━━ Records for this task ━━

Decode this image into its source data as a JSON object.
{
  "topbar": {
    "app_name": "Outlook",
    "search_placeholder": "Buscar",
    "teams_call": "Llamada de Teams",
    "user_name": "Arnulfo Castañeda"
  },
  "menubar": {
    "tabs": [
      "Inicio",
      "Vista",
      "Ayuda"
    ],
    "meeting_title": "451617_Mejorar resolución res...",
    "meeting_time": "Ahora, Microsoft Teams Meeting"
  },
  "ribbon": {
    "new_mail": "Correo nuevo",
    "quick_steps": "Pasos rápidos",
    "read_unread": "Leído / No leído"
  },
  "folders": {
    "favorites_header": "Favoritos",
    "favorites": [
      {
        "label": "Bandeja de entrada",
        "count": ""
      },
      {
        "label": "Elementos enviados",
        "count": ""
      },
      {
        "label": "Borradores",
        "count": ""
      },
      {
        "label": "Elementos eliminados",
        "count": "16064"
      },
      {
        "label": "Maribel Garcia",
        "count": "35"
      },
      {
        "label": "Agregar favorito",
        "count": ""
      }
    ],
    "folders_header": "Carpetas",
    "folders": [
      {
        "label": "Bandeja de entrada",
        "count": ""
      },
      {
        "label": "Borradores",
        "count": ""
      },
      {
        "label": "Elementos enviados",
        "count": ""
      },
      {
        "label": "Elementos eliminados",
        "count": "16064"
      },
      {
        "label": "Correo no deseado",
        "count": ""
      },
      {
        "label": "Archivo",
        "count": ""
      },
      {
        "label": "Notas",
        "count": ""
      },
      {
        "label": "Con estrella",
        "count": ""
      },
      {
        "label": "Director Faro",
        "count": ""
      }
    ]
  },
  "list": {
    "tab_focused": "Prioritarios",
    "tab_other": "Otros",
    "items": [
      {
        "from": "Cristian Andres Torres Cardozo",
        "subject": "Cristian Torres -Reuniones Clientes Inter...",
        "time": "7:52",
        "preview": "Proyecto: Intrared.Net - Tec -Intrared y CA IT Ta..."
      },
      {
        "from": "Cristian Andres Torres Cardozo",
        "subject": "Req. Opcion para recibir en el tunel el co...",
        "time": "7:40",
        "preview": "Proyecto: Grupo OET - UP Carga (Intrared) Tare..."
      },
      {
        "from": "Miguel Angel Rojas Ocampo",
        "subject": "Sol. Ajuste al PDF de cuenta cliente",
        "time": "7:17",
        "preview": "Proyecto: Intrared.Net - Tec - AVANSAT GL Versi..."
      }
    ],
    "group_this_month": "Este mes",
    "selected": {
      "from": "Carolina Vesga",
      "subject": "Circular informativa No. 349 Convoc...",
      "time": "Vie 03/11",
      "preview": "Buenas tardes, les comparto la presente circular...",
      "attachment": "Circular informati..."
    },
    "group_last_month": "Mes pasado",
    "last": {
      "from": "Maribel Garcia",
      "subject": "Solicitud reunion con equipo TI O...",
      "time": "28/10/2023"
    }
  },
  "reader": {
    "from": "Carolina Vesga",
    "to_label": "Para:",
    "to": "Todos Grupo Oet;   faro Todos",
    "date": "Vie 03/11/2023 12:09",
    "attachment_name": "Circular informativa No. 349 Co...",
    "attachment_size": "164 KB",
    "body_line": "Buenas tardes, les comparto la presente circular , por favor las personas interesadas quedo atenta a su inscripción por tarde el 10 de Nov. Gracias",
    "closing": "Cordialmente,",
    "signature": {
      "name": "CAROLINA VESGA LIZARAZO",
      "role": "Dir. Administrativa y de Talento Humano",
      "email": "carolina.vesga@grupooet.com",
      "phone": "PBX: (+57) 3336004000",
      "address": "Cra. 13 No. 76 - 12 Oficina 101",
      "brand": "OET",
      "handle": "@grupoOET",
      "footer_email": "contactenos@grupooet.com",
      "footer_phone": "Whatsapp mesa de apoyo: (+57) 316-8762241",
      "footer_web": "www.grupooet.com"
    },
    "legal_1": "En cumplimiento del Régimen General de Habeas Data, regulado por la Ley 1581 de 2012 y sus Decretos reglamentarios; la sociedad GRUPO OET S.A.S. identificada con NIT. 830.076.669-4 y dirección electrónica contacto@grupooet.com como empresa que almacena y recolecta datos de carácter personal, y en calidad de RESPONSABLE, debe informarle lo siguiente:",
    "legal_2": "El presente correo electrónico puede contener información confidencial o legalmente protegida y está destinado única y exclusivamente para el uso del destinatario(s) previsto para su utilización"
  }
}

━━━

In the entries above, find every line with the word "Garcia" and list it.

**Result for this task**.
        "label": "Maribel Garcia",
      "from": "Maribel Garcia",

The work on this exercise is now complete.